3) While the transition from conducting to non-conducting state is slightly different across diode types, the major differences the average user will *hear* are 99% dependent on simply shifting the forward voltage and resulting clipping threshold. This will be a function of the total combined forward voltage of _all diodes pointing in the same direction for each direction_. So, a single red LED might pose a forward voltage of 1537mv (for that specific LED), a series of three silicon diodes (1N914, 1N4148, 1N4001, etc.) may pose a combined forward voltage of 1678mv, and a series of seven germanium diodes (1N34a, 1N60, 1N270, etc.) might pose a combined forward voltage of 1692mv. Two silicons (in series) going one way and 3 germaniums (in series) going the other way may get you an arrangement that conducts (exceeds the forward voltage) when the positive peaks exceed 725mv and the negative peaks exceed 1036mv. Long story short, the same forward voltage can be achieved many different ways, and diodes can be used in different combinations to achieve a variety of symmetrical and asymmetrical forward voltages and clipping thresholds. What people think they "need" LEDs for may simply be a matter of adding one more normal diode in series with what they already have.

4) The quality of clipping in guitar pedals *is never, and has never,* been a function of the diode type used. It is always, always, and forever a function of the signal level _*relative*_ to the diode arrangement used. If the signal does not reach the forward voltage of the diodes, then no clipping occurs. Many seeming differences between pedals that use different diode arrangements can often be attributed to how much gain they apply to the signal, dictating how likely the signal is to exceed the forward voltage. This means you can usually make any diode-based distortion sound "sicker" simply by feeding it a hotter signal, such as that from a booster or EQ. It also means that often the same sound quality can be achieved without changing diodes or diode type, merely by adjusting the internal gain of the pedal. A Tube Screamer uses a pair of 1N914 diodes, and so does a DS-1, but they don't sound anything alike. Part of that is because the DS-1 applies much more gain.

_ _ _ _ _ _ _

--- Request 1 ---
In the text on diode clipping in guitar pedals, what diodes do the Tube Screamer and the DS-1 both use?
--- Request 2 ---
Write the next part of the text on diode clipping in guitar pedals, starting after its final sentence.

Data records:

_ _ _ _ _ _ _

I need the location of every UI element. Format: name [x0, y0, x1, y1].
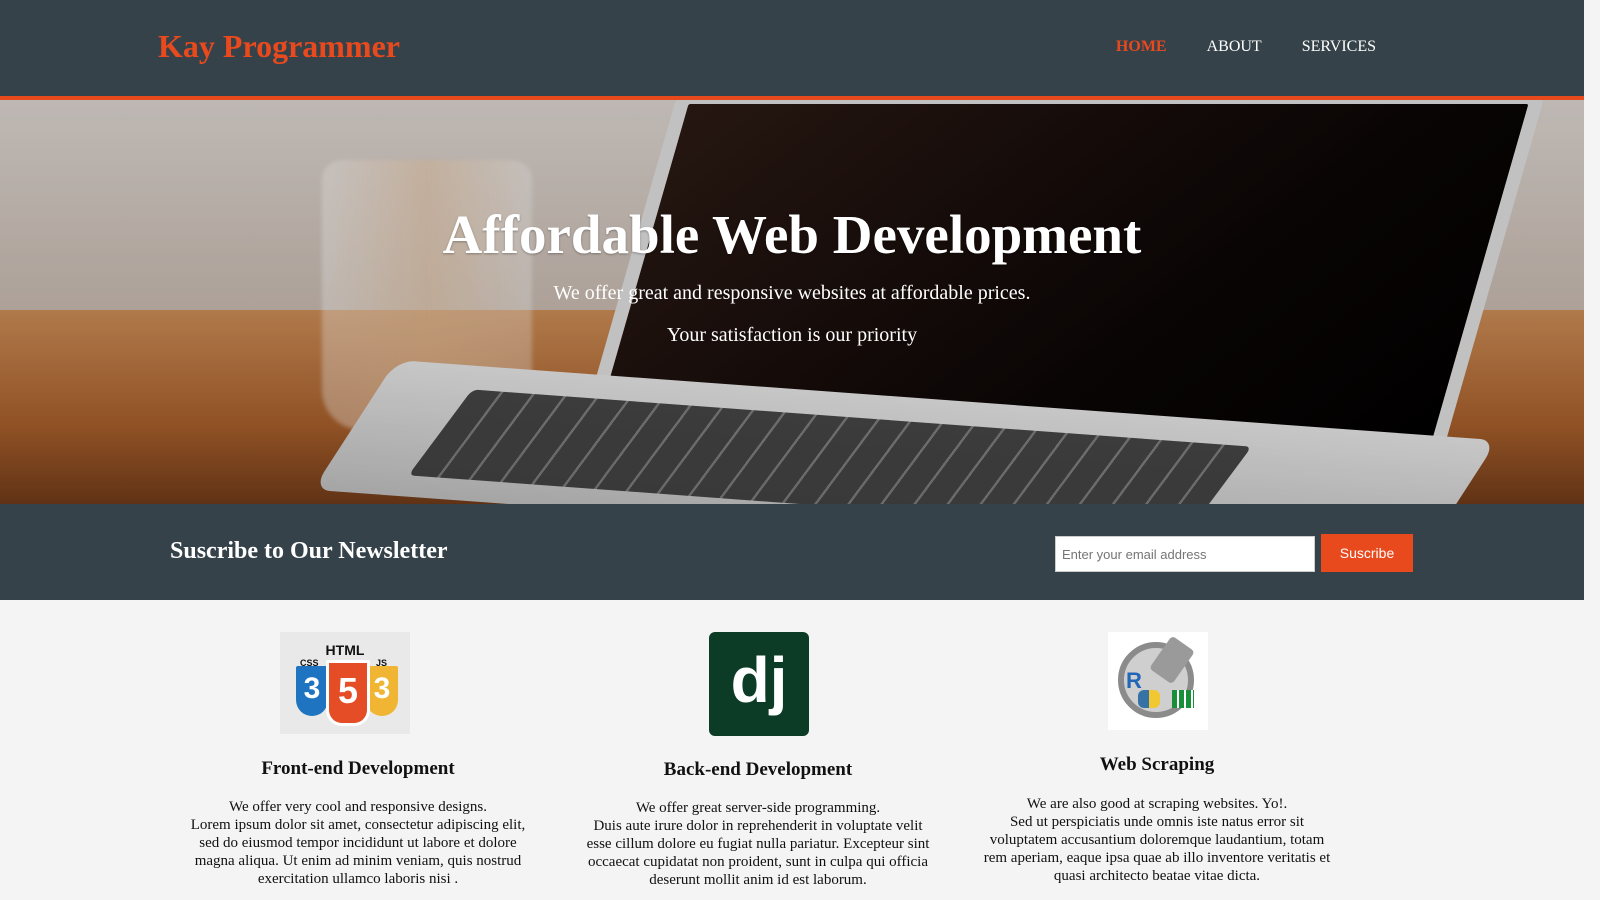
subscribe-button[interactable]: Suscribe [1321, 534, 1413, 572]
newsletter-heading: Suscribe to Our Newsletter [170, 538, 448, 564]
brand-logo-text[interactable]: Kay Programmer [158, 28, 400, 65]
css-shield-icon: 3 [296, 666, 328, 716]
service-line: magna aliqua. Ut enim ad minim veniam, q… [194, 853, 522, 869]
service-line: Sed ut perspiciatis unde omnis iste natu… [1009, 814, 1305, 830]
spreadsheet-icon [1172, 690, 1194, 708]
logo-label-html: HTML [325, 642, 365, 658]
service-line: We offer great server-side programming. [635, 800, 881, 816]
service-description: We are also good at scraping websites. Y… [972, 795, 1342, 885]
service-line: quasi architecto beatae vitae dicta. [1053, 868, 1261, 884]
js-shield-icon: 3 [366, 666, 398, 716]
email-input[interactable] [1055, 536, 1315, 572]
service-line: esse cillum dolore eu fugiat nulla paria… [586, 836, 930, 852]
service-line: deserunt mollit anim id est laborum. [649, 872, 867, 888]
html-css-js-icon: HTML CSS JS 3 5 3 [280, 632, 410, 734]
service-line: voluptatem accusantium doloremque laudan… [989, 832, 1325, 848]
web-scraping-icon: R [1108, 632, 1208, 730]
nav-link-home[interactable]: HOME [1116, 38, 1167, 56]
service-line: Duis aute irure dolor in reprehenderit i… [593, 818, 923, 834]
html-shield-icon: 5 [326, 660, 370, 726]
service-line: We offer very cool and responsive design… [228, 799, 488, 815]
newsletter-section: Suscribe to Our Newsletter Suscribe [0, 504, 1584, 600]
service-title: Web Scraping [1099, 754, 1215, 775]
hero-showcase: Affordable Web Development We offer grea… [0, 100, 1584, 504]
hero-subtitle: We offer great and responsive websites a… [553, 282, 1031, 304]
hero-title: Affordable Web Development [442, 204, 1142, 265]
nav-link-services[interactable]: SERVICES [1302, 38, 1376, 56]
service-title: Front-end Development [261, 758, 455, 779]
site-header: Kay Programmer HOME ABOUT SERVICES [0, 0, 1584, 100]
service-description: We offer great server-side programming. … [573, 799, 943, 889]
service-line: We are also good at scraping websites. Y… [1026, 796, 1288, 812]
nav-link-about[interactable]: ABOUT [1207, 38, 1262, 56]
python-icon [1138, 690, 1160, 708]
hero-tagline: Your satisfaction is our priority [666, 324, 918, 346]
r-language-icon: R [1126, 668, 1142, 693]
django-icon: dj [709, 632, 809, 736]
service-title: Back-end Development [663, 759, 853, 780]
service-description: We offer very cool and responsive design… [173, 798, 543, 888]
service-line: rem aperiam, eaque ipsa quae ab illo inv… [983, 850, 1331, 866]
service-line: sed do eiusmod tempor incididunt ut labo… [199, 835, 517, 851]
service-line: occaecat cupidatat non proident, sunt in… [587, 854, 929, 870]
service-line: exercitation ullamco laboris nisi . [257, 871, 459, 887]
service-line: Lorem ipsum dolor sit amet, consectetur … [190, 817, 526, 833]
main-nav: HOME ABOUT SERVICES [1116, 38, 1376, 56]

_ _ _ _ _ _ _

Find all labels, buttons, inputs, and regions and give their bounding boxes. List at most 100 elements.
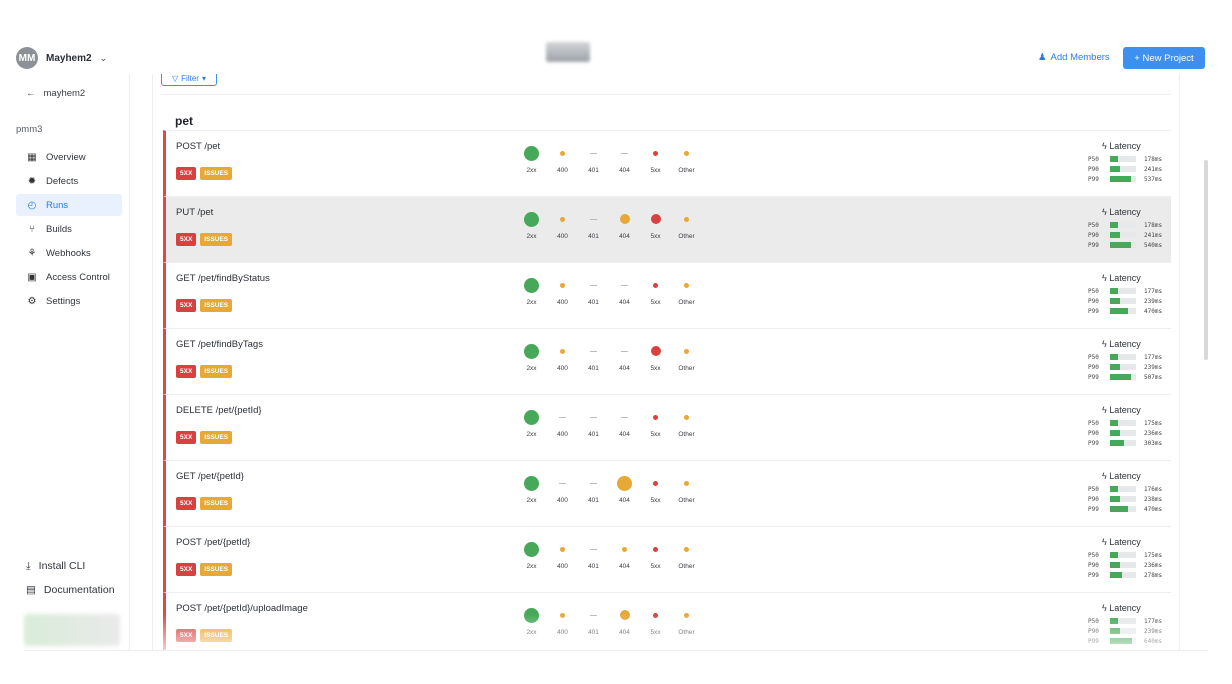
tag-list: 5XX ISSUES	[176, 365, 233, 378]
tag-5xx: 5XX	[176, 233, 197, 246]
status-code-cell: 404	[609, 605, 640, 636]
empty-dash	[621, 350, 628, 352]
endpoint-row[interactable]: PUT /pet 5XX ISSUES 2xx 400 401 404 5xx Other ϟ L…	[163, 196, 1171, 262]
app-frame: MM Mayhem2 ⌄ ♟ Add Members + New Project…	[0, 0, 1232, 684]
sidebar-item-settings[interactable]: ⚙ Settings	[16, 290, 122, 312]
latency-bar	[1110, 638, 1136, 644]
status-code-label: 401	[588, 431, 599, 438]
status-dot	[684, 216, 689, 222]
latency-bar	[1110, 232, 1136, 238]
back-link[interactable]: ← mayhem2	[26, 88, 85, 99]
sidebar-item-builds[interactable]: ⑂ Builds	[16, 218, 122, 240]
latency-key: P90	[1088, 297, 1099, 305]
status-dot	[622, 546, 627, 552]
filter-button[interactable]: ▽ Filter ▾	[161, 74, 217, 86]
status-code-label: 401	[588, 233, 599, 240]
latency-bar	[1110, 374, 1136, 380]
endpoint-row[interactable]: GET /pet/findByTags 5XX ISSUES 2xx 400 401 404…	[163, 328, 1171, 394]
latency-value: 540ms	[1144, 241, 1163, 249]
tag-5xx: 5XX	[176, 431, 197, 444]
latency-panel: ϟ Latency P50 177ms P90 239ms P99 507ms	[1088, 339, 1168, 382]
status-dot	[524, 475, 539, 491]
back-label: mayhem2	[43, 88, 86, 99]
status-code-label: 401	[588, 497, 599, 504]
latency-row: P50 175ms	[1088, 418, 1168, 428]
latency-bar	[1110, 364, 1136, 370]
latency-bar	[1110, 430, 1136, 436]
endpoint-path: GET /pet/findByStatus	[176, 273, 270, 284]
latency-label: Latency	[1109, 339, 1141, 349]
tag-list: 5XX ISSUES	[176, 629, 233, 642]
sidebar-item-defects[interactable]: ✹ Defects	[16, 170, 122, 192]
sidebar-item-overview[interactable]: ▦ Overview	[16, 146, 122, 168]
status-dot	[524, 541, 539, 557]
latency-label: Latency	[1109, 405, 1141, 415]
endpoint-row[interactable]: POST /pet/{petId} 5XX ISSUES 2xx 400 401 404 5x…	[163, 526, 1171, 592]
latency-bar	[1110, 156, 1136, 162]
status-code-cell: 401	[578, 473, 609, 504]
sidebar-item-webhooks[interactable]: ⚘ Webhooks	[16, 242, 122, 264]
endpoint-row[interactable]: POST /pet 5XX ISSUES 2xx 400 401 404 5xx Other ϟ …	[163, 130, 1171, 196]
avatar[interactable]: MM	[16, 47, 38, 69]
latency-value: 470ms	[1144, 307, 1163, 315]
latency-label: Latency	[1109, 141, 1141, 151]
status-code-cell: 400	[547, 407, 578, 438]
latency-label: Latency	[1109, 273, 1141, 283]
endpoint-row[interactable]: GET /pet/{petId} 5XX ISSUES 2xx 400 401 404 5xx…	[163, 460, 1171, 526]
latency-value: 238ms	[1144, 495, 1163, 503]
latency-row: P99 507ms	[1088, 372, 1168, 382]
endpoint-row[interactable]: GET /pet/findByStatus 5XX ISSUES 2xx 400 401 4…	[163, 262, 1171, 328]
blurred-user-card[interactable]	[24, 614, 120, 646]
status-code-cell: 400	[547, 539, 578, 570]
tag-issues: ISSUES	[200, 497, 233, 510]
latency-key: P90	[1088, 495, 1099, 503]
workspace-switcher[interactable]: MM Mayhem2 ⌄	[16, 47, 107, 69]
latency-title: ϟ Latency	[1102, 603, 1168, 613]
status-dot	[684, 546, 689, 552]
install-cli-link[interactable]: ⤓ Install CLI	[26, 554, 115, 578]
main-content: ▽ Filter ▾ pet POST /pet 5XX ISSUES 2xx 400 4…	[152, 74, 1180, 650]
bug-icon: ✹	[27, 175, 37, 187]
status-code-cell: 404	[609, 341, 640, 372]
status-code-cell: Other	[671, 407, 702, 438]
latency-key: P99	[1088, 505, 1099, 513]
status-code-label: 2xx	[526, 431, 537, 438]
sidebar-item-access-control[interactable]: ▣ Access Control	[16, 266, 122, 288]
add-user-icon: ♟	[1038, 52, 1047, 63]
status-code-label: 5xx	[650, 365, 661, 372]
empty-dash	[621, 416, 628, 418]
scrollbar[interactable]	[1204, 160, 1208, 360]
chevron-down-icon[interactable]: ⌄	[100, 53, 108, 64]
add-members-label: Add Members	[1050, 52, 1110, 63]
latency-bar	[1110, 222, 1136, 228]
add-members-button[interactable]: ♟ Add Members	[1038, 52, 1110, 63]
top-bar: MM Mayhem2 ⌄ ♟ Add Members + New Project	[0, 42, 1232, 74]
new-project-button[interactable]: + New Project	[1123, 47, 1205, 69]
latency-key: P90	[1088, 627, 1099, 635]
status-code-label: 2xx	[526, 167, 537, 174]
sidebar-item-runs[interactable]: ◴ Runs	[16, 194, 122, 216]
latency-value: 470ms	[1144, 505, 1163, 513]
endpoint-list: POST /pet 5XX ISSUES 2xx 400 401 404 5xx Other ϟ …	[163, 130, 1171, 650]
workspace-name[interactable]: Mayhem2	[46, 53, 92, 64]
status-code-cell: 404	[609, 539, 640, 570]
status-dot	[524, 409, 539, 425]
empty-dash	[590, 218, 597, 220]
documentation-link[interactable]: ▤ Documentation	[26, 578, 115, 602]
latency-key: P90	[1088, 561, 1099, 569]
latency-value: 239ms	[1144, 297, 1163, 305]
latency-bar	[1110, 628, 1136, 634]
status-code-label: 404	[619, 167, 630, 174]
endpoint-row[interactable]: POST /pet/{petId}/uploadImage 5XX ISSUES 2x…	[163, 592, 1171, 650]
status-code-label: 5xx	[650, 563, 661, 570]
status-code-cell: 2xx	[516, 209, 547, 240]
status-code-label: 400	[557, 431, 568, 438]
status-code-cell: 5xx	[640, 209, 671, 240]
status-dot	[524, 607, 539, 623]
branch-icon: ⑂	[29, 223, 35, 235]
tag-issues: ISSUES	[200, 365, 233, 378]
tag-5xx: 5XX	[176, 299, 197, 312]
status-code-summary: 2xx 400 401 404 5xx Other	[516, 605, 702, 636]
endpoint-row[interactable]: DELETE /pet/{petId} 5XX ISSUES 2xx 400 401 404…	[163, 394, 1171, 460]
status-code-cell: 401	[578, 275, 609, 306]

_ _ _ _ _ _ _

--- Task answer 1 ---
A pair of 1N914 diodes.

--- Task answer 2 ---
5) The quality of clipping that a diode produces is also largely a function of the peculiarities of the guitar signal. Guitars produce a big transient peak when picked, and then settle down to a less harmonically-rich sustaining tone that turns into mostly fundamental before dying out. The end result is that, while the clipping threshold might be fixed at a certain point, the guitar signal does not always occupy the same "distance" from that point. In general, the sonic quality of the clipping produced, from a musician's point of view, is dependent on what proportion of that note's lifespan is above the forward voltage. For the first 200msec or so, the guitar signal may spend 60% of the time above the forward voltage (especially if enough gain is applied), but after that, maybe only 20% of the time for the next 500msec, and only 5% for the 500msec after that. That will be heard as a nice "bite" with a bit of harshness introduced afterwards, but nothing you'd call "fuzz". Many of the mental/marketing categories we have for introducing distortion are really a function of how long the signal tends to remain above the clipping threshold. Longer = fuzz, shorter = overdrive.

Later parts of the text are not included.